Exercise brief:
Pull out all lines from the listing below in which the word "JSON" appears.

+++ Material for this exercise

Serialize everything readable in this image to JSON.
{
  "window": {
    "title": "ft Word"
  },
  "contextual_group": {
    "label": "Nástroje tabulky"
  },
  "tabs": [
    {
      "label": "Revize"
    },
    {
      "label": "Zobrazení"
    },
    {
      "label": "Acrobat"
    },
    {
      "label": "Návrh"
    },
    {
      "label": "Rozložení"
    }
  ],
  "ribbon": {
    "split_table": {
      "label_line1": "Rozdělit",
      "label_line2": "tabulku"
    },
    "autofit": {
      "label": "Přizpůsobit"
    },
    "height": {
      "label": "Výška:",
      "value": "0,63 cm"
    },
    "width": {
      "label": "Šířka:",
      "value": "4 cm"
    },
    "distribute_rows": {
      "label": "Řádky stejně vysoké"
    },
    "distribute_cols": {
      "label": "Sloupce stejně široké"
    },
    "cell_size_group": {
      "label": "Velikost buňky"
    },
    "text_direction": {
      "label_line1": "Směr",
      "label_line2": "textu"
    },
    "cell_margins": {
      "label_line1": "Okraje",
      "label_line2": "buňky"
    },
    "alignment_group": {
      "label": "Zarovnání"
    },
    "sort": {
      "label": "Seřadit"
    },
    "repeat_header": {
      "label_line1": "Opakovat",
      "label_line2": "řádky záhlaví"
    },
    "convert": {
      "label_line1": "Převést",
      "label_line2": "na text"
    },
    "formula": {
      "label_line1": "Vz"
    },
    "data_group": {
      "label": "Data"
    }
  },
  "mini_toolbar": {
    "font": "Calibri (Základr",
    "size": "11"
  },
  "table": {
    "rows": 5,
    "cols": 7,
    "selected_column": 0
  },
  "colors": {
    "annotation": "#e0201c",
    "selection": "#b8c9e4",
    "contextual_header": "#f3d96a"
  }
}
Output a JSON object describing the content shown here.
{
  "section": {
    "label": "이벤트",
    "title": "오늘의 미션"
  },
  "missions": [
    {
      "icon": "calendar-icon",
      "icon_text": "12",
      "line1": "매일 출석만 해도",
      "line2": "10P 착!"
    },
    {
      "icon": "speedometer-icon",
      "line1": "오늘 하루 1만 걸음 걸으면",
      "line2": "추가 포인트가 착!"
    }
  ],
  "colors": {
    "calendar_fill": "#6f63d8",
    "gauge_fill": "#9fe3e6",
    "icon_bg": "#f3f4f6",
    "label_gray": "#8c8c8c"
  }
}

++++++
+++ Material for this exercise

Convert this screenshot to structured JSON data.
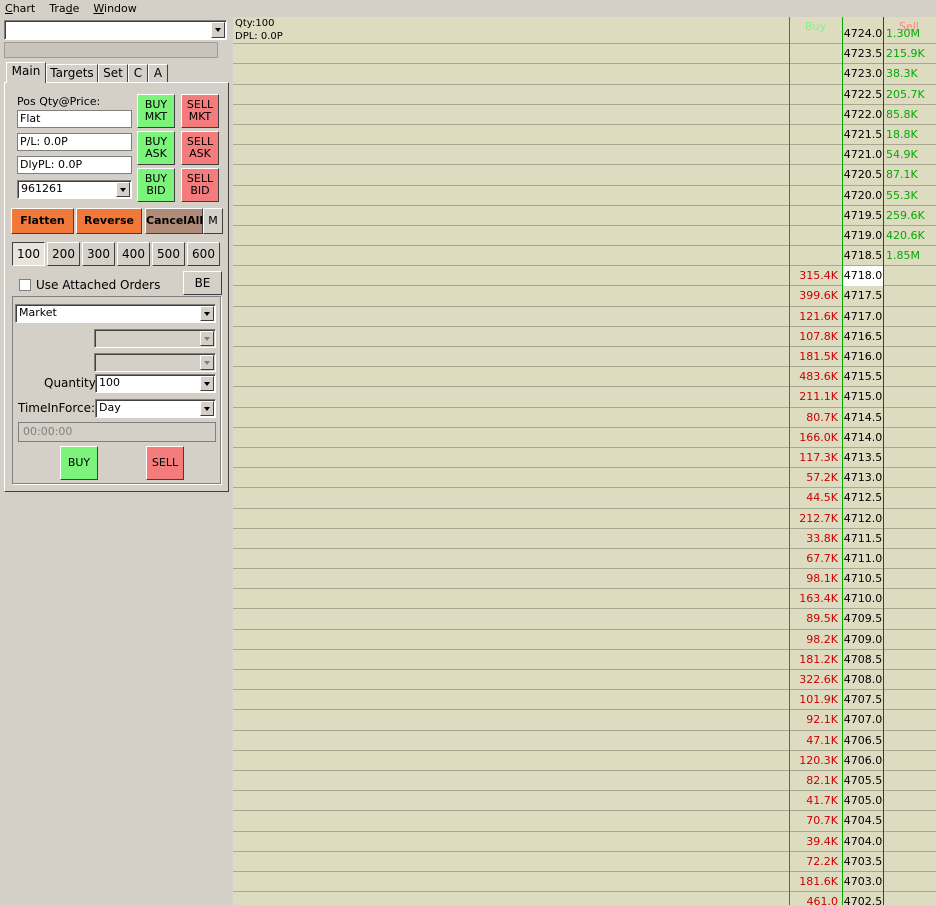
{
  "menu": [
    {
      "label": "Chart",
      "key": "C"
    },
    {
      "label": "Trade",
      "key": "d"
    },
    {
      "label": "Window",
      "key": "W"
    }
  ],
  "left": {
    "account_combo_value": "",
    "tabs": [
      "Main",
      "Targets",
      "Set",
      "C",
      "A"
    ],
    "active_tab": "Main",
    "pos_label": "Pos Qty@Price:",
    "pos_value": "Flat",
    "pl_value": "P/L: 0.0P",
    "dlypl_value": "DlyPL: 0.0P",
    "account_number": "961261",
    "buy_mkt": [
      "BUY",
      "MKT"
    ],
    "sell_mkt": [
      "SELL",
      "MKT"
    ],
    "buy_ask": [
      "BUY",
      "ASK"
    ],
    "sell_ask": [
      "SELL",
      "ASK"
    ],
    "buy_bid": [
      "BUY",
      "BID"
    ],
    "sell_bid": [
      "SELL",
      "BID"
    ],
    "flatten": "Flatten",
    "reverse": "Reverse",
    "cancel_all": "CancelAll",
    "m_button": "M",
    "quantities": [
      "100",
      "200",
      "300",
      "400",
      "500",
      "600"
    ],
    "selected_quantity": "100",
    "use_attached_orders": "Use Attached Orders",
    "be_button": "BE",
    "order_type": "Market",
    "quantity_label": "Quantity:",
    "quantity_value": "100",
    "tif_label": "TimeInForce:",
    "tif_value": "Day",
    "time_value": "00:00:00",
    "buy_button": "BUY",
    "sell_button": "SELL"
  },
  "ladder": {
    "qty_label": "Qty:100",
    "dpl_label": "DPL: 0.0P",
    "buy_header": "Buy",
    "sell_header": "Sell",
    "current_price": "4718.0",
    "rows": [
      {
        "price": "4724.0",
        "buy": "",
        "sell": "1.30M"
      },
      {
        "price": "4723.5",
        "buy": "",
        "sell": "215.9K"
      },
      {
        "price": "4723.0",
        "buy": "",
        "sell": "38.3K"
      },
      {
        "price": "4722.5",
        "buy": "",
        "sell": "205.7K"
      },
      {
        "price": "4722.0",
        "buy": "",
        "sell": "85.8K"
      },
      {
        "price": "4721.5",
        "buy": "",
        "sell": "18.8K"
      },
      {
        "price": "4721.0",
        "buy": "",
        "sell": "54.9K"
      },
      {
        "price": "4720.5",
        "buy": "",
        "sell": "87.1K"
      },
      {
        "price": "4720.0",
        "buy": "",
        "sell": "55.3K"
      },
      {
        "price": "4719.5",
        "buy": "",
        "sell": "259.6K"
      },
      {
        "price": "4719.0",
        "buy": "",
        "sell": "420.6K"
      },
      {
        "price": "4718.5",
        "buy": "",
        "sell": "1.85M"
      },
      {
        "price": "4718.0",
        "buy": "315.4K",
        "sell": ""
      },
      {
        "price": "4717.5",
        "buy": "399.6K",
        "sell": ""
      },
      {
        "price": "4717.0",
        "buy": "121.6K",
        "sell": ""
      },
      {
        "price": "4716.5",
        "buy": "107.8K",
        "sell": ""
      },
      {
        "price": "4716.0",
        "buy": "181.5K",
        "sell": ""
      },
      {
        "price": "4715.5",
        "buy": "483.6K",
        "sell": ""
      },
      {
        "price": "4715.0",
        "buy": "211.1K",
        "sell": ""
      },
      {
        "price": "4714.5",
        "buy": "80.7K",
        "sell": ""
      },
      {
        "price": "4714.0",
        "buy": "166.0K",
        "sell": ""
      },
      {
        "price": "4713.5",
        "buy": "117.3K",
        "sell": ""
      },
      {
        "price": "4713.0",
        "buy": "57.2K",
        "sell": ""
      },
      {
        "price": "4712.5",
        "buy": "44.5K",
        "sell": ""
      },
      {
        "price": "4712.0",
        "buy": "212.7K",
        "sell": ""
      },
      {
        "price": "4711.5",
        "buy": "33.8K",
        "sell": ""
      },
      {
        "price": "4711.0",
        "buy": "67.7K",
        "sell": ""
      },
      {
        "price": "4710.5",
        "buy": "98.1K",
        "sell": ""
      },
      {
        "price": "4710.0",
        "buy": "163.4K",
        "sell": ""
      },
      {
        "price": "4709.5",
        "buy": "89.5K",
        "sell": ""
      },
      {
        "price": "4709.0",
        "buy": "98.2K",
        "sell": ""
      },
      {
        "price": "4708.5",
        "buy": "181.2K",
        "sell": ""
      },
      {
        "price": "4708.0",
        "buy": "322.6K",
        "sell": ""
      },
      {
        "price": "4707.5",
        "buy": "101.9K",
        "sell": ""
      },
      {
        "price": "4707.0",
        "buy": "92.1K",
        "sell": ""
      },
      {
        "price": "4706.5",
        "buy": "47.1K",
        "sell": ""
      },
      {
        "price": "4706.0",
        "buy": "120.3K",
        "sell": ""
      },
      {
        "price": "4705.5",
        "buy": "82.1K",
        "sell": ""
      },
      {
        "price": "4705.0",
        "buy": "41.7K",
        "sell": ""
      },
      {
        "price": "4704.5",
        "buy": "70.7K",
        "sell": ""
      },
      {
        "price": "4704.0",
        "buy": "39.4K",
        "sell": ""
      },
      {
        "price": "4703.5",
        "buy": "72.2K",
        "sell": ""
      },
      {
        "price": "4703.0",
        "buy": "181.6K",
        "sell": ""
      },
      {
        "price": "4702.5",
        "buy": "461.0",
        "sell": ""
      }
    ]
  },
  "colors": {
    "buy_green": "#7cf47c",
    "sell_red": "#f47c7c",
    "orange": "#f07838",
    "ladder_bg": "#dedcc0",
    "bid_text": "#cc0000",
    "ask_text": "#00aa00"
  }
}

++++++

Task solution:
Serialize everything readable in this image to JSON.
Output a JSON object describing the content shown here.
Convert this screenshot to structured JSON data.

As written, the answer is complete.